Objective: Work through the entries below and report how many lines include "Luca". The number alone is the answer.

Data excerpts:
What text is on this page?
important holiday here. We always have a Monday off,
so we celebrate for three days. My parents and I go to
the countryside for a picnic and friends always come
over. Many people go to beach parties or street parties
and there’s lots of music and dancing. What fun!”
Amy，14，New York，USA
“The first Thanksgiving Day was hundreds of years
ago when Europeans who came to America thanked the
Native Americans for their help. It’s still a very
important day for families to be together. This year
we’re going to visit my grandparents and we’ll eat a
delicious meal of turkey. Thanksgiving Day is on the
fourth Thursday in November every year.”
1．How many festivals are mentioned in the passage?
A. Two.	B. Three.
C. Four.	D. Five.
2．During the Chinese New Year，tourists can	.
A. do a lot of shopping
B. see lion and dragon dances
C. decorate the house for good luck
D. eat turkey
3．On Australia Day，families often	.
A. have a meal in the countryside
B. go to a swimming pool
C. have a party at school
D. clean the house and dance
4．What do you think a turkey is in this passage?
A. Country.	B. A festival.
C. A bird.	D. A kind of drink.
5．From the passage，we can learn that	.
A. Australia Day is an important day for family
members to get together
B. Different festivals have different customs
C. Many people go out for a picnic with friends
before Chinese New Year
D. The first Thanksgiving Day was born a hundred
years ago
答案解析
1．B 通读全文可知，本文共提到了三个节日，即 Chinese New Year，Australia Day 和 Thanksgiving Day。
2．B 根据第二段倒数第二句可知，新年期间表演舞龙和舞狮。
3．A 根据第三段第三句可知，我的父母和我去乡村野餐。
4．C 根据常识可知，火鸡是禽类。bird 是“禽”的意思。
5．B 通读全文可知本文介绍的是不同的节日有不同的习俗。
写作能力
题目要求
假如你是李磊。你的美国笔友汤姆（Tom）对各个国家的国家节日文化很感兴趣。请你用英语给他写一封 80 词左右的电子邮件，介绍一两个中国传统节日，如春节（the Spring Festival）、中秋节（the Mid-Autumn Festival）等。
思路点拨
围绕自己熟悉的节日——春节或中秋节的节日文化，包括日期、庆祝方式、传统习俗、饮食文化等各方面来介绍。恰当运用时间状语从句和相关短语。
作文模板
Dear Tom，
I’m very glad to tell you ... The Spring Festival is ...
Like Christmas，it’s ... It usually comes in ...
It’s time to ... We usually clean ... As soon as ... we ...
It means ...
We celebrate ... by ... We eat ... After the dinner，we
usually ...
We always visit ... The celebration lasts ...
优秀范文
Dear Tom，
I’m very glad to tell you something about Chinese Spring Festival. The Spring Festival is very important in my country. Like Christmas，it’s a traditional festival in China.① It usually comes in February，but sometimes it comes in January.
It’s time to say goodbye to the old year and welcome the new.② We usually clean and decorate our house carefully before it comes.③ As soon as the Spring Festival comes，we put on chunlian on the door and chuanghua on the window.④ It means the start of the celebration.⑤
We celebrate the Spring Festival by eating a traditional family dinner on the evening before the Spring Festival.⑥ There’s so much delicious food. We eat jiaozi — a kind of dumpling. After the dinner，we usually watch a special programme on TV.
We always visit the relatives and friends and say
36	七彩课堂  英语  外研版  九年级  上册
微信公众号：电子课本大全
* * *
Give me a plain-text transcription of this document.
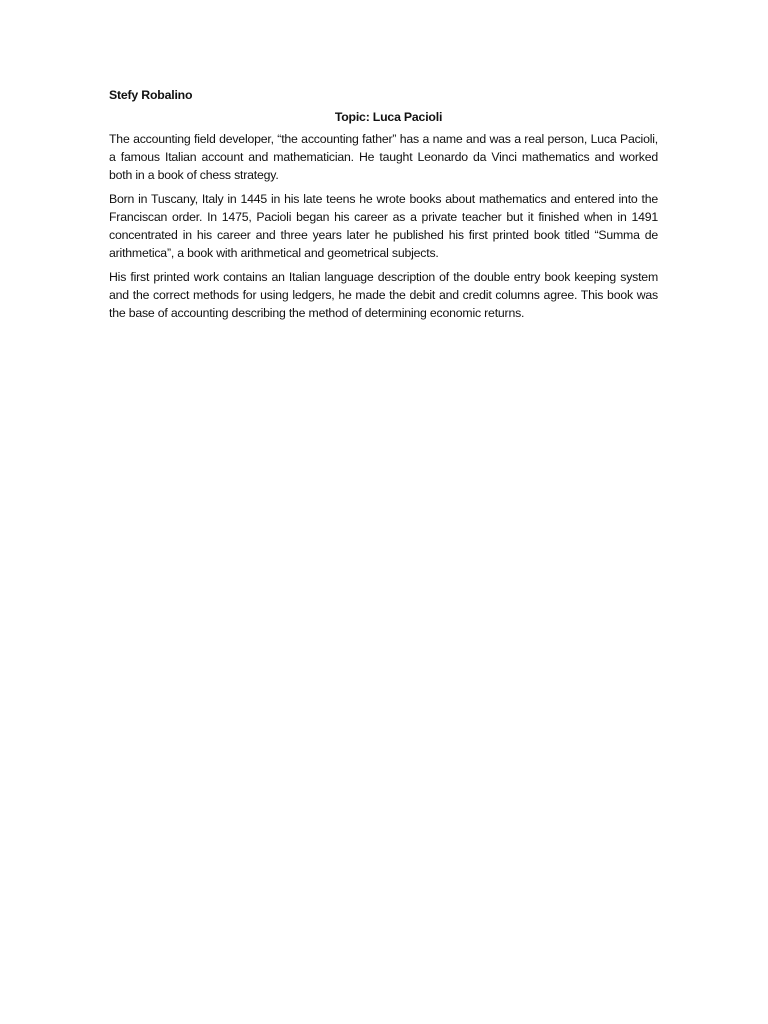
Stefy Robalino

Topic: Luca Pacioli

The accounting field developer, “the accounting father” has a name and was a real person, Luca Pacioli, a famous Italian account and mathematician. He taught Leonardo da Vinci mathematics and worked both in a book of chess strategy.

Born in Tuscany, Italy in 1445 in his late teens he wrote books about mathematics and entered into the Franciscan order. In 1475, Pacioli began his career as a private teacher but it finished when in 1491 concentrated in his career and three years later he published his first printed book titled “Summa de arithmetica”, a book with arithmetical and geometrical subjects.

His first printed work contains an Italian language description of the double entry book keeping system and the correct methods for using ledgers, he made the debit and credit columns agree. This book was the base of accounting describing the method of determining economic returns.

Task result: 2